:: GIVEN DATA ::

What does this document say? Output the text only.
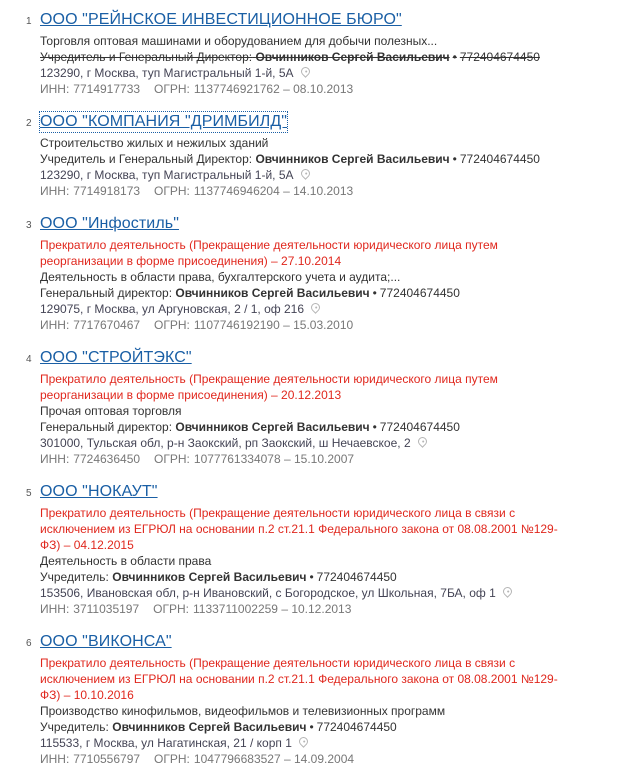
1 ООО "РЕЙНСКОЕ ИНВЕСТИЦИОННОЕ БЮРО"
Торговля оптовая машинами и оборудованием для добычи полезных...
Учредитель и Генеральный Директор: Овчинников Сергей Васильевич • 772404674450
123290, г Москва, туп Магистральный 1-й, 5А
ИНН: 7714917733 ОГРН: 1137746921762 – 08.10.2013
2 ООО "КОМПАНИЯ "ДРИМБИЛД"
Строительство жилых и нежилых зданий
Учредитель и Генеральный Директор: Овчинников Сергей Васильевич • 772404674450
123290, г Москва, туп Магистральный 1-й, 5А
ИНН: 7714918173 ОГРН: 1137746946204 – 14.10.2013
3 ООО "Инфостиль"
Прекратило деятельность (Прекращение деятельности юридического лица путем реорганизации в форме присоединения) – 27.10.2014
Деятельность в области права, бухгалтерского учета и аудита;...
Генеральный директор: Овчинников Сергей Васильевич • 772404674450
129075, г Москва, ул Аргуновская, 2 / 1, оф 216
ИНН: 7717670467 ОГРН: 1107746192190 – 15.03.2010
4 ООО "СТРОЙТЭКС"
Прекратило деятельность (Прекращение деятельности юридического лица путем реорганизации в форме присоединения) – 20.12.2013
Прочая оптовая торговля
Генеральный директор: Овчинников Сергей Васильевич • 772404674450
301000, Тульская обл, р-н Заокский, рп Заокский, ш Нечаевское, 2
ИНН: 7724636450 ОГРН: 1077761334078 – 15.10.2007
5 ООО "НОКАУТ"
Прекратило деятельность (Прекращение деятельности юридического лица в связи с исключением из ЕГРЮЛ на основании п.2 ст.21.1 Федерального закона от 08.08.2001 №129-ФЗ) – 04.12.2015
Деятельность в области права
Учредитель: Овчинников Сергей Васильевич • 772404674450
153506, Ивановская обл, р-н Ивановский, с Богородское, ул Школьная, 7БА, оф 1
ИНН: 3711035197 ОГРН: 1133711002259 – 10.12.2013
6 ООО "ВИКОНСА"
Прекратило деятельность (Прекращение деятельности юридического лица в связи с исключением из ЕГРЮЛ на основании п.2 ст.21.1 Федерального закона от 08.08.2001 №129-ФЗ) – 10.10.2016
Производство кинофильмов, видеофильмов и телевизионных программ
Учредитель: Овчинников Сергей Васильевич • 772404674450
115533, г Москва, ул Нагатинская, 21 / корп 1
ИНН: 7710556797 ОГРН: 1047796683527 – 14.09.2004
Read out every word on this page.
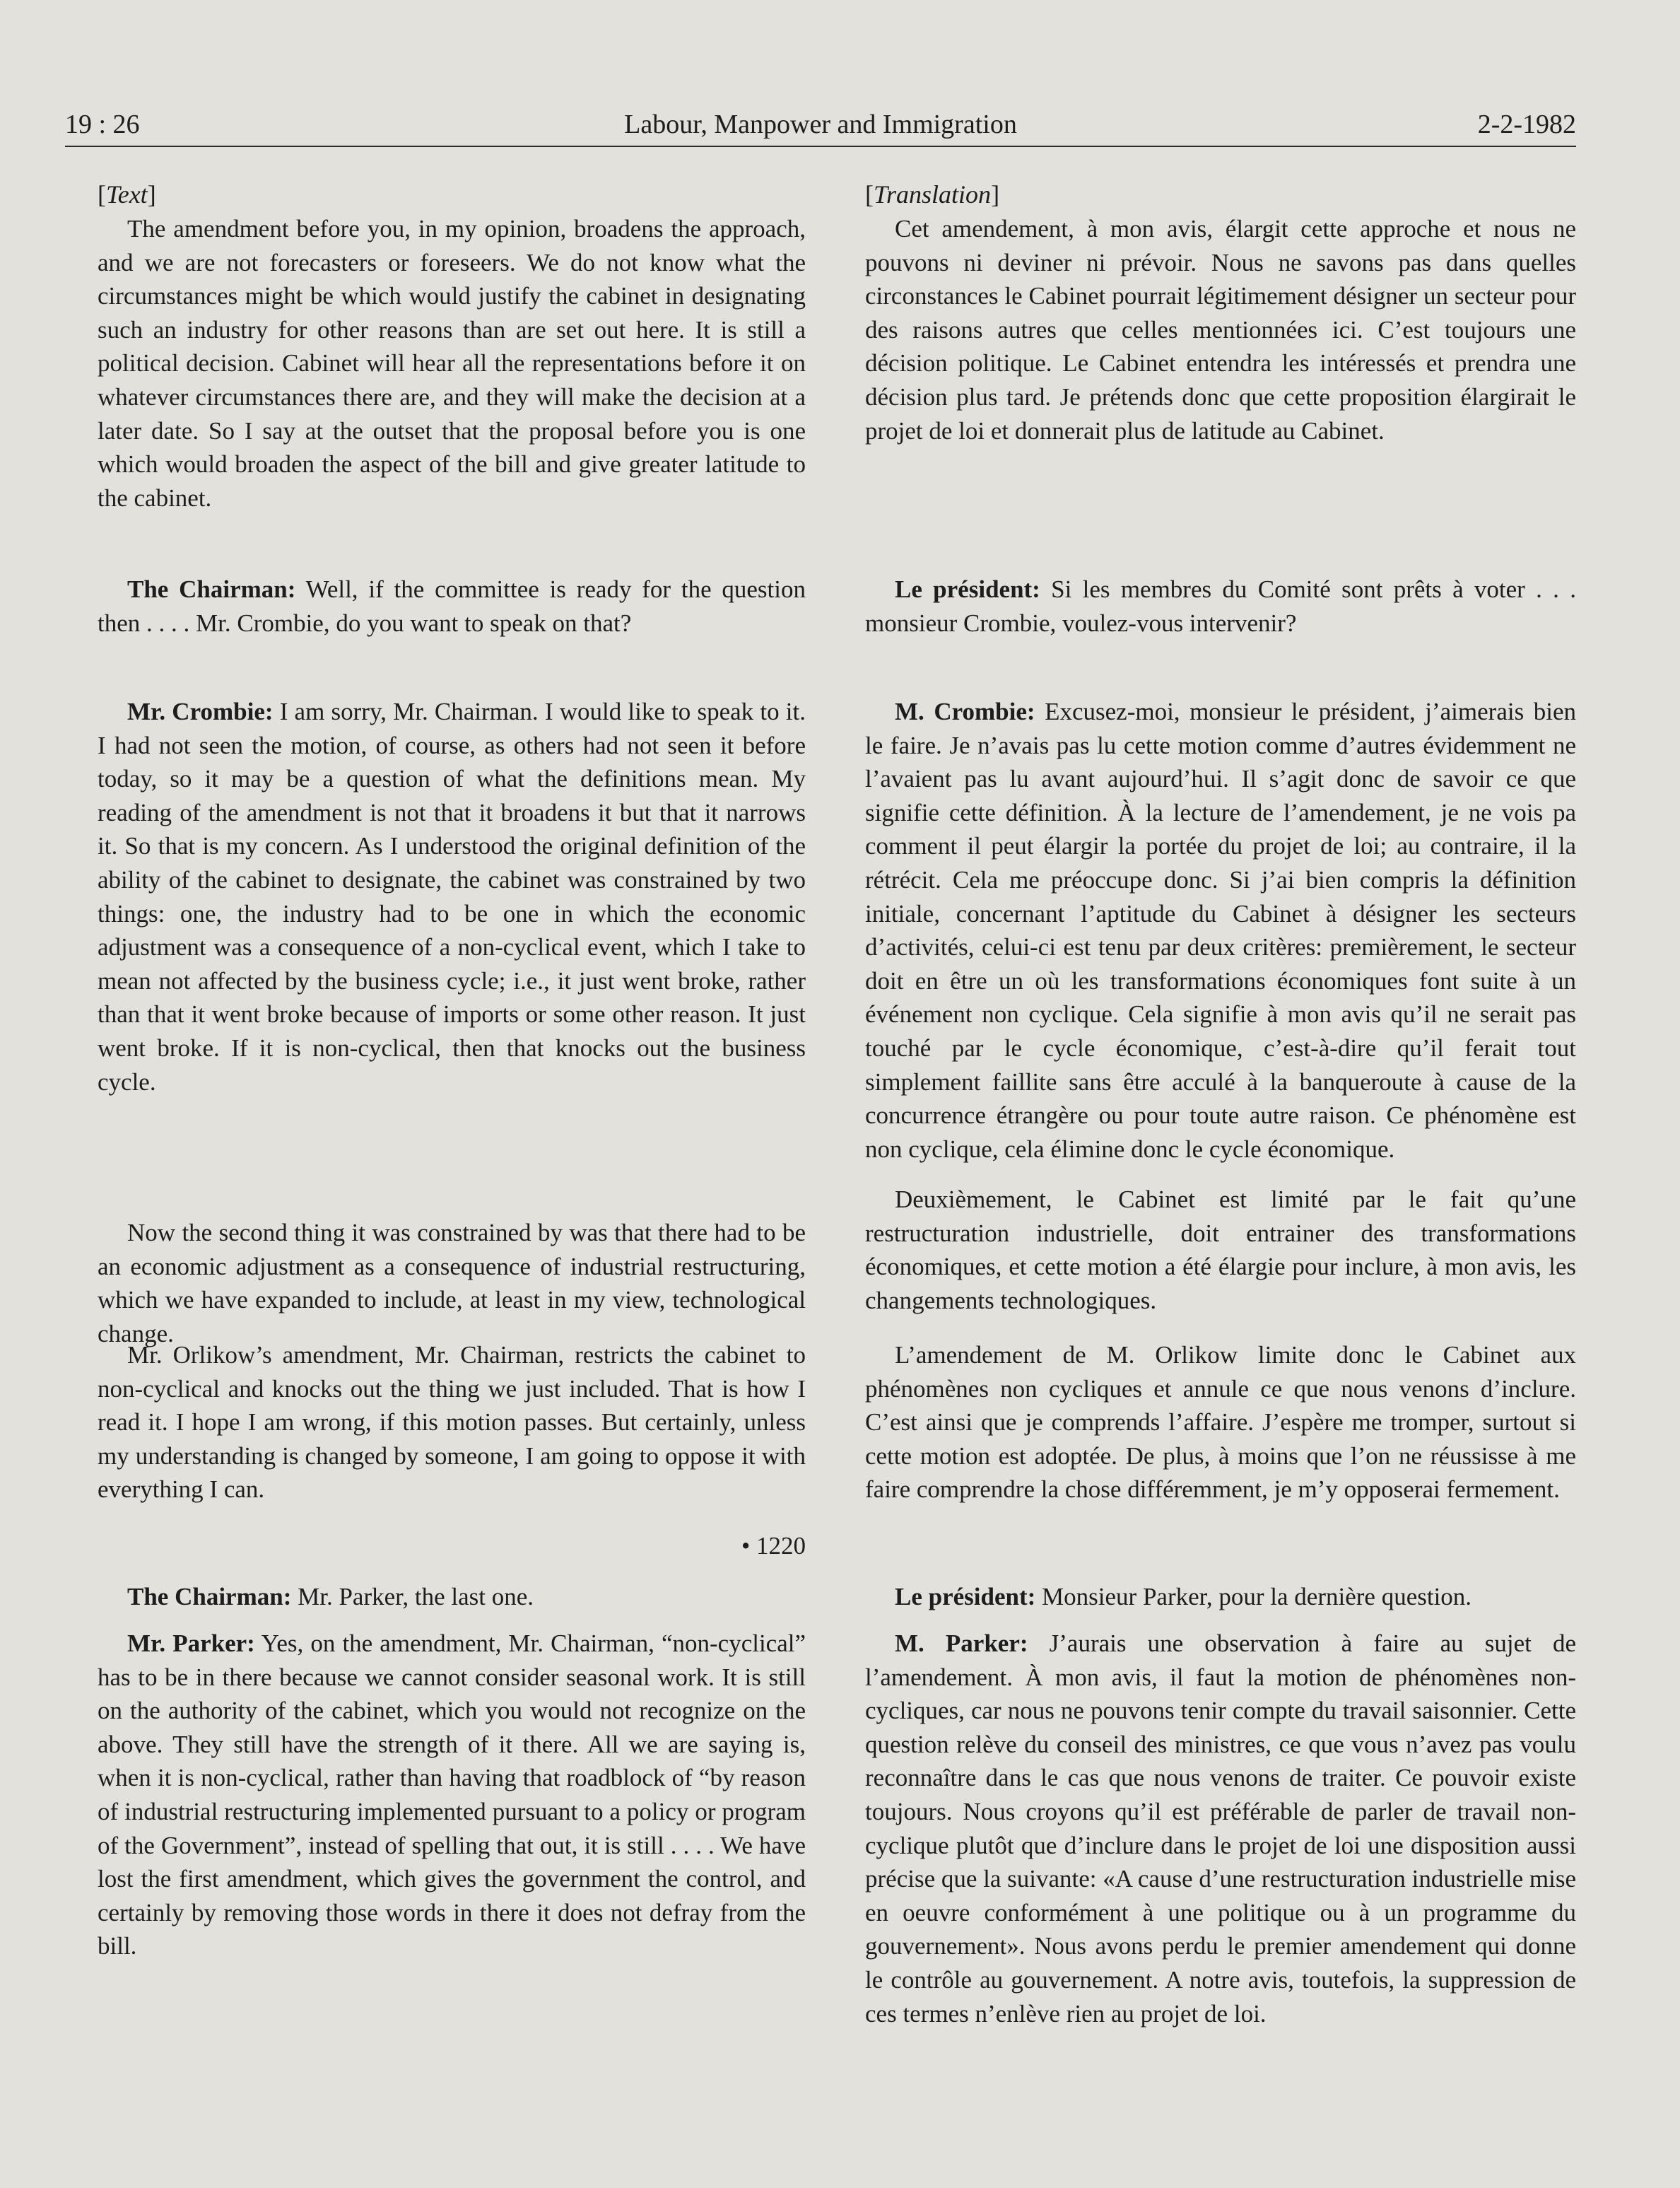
19 : 26	Labour, Manpower and Immigration	2-2-1982
[ Text ]

The amendment before you, in my opinion, broadens the approach, and we are not forecasters or foreseers. We do not know what the circumstances might be which would justify the cabinet in designating such an industry for other reasons than are set out here. It is still a political decision. Cabinet will hear all the representations before it on whatever circumstances there are, and they will make the decision at a later date. So I say at the outset that the proposal before you is one which would broaden the aspect of the bill and give greater latitude to the cabinet.

The Chairman: Well, if the committee is ready for the question then . . . . Mr. Crombie, do you want to speak on that?

Mr. Crombie: I am sorry, Mr. Chairman. I would like to speak to it. I had not seen the motion, of course, as others had not seen it before today, so it may be a question of what the definitions mean. My reading of the amendment is not that it broadens it but that it narrows it. So that is my concern. As I understood the original definition of the ability of the cabinet to designate, the cabinet was constrained by two things: one, the industry had to be one in which the economic adjustment was a consequence of a non-cyclical event, which I take to mean not affected by the business cycle; i.e., it just went broke, rather than that it went broke because of imports or some other reason. It just went broke. If it is non-cyclical, then that knocks out the business cycle.

Now the second thing it was constrained by was that there had to be an economic adjustment as a consequence of industrial restructuring, which we have expanded to include, at least in my view, technological change.

Mr. Orlikow’s amendment, Mr. Chairman, restricts the cabinet to non-cyclical and knocks out the thing we just included. That is how I read it. I hope I am wrong, if this motion passes. But certainly, unless my understanding is changed by someone, I am going to oppose it with everything I can.

• 1220

The Chairman: Mr. Parker, the last one.

Mr. Parker: Yes, on the amendment, Mr. Chairman, “non-cyclical” has to be in there because we cannot consider seasonal work. It is still on the authority of the cabinet, which you would not recognize on the above. They still have the strength of it there. All we are saying is, when it is non-cyclical, rather than having that roadblock of “by reason of industrial restructuring implemented pursuant to a policy or program of the Government”, instead of spelling that out, it is still . . . . We have lost the first amendment, which gives the government the control, and certainly by removing those words in there it does not defray from the bill.

[ Translation ]

Cet amendement, à mon avis, élargit cette approche et nous ne pouvons ni deviner ni prévoir. Nous ne savons pas dans quelles circonstances le Cabinet pourrait légitimement désigner un secteur pour des raisons autres que celles mentionnées ici. C’est toujours une décision politique. Le Cabinet entendra les intéressés et prendra une décision plus tard. Je prétends donc que cette proposition élargirait le projet de loi et donnerait plus de latitude au Cabinet.

Le président: Si les membres du Comité sont prêts à voter . . . monsieur Crombie, voulez-vous intervenir?

M. Crombie: Excusez-moi, monsieur le président, j’aimerais bien le faire. Je n’avais pas lu cette motion comme d’autres évidemment ne l’avaient pas lu avant aujourd’hui. Il s’agit donc de savoir ce que signifie cette définition. À la lecture de l’amendement, je ne vois pa comment il peut élargir la portée du projet de loi; au contraire, il la rétrécit. Cela me préoccupe donc. Si j’ai bien compris la définition initiale, concernant l’aptitude du Cabinet à désigner les secteurs d’activités, celui-ci est tenu par deux critères: premièrement, le secteur doit en être un où les transformations économiques font suite à un événement non cyclique. Cela signifie à mon avis qu’il ne serait pas touché par le cycle économique, c’est-à-dire qu’il ferait tout simplement faillite sans être acculé à la banqueroute à cause de la concurrence étrangère ou pour toute autre raison. Ce phénomène est non cyclique, cela élimine donc le cycle économique.

Deuxièmement, le Cabinet est limité par le fait qu’une restructuration industrielle, doit entrainer des transformations économiques, et cette motion a été élargie pour inclure, à mon avis, les changements technologiques.

L’amendement de M. Orlikow limite donc le Cabinet aux phénomènes non cycliques et annule ce que nous venons d’inclure. C’est ainsi que je comprends l’affaire. J’espère me tromper, surtout si cette motion est adoptée. De plus, à moins que l’on ne réussisse à me faire comprendre la chose différemment, je m’y opposerai fermement.

Le président: Monsieur Parker, pour la dernière question.

M. Parker: J’aurais une observation à faire au sujet de l’amendement. À mon avis, il faut la motion de phénomènes non-cycliques, car nous ne pouvons tenir compte du travail saisonnier. Cette question relève du conseil des ministres, ce que vous n’avez pas voulu reconnaître dans le cas que nous venons de traiter. Ce pouvoir existe toujours. Nous croyons qu’il est préférable de parler de travail non-cyclique plutôt que d’inclure dans le projet de loi une disposition aussi précise que la suivante: «A cause d’une restructuration industrielle mise en oeuvre conformément à une politique ou à un programme du gouvernement». Nous avons perdu le premier amendement qui donne le contrôle au gouvernement. A notre avis, toutefois, la suppression de ces termes n’enlève rien au projet de loi.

:::

= JOB =
Using the records above, copy every line that has the word "transformations" in it.

= EXERCISE ANSWER =
M. Crombie: Excusez-moi, monsieur le président, j’aimerais bien le faire. Je n’avais pas lu cette motion comme d’autres évidemment ne l’avaient pas lu avant aujourd’hui. Il s’agit donc de savoir ce que signifie cette définition. À la lecture de l’amendement, je ne vois pa comment il peut élargir la portée du projet de loi; au contraire, il la rétrécit. Cela me préoccupe donc. Si j’ai bien compris la définition initiale, concernant l’aptitude du Cabinet à désigner les secteurs d’activités, celui-ci est tenu par deux critères: premièrement, le secteur doit en être un où les transformations économiques font suite à un événement non cyclique. Cela signifie à mon avis qu’il ne serait pas touché par le cycle économique, c’est-à-dire qu’il ferait tout simplement faillite sans être acculé à la banqueroute à cause de la concurrence étrangère ou pour toute autre raison. Ce phénomène est non cyclique, cela élimine donc le cycle économique.
Deuxièmement, le Cabinet est limité par le fait qu’une restructuration industrielle, doit entrainer des transformations économiques, et cette motion a été élargie pour inclure, à mon avis, les changements technologiques.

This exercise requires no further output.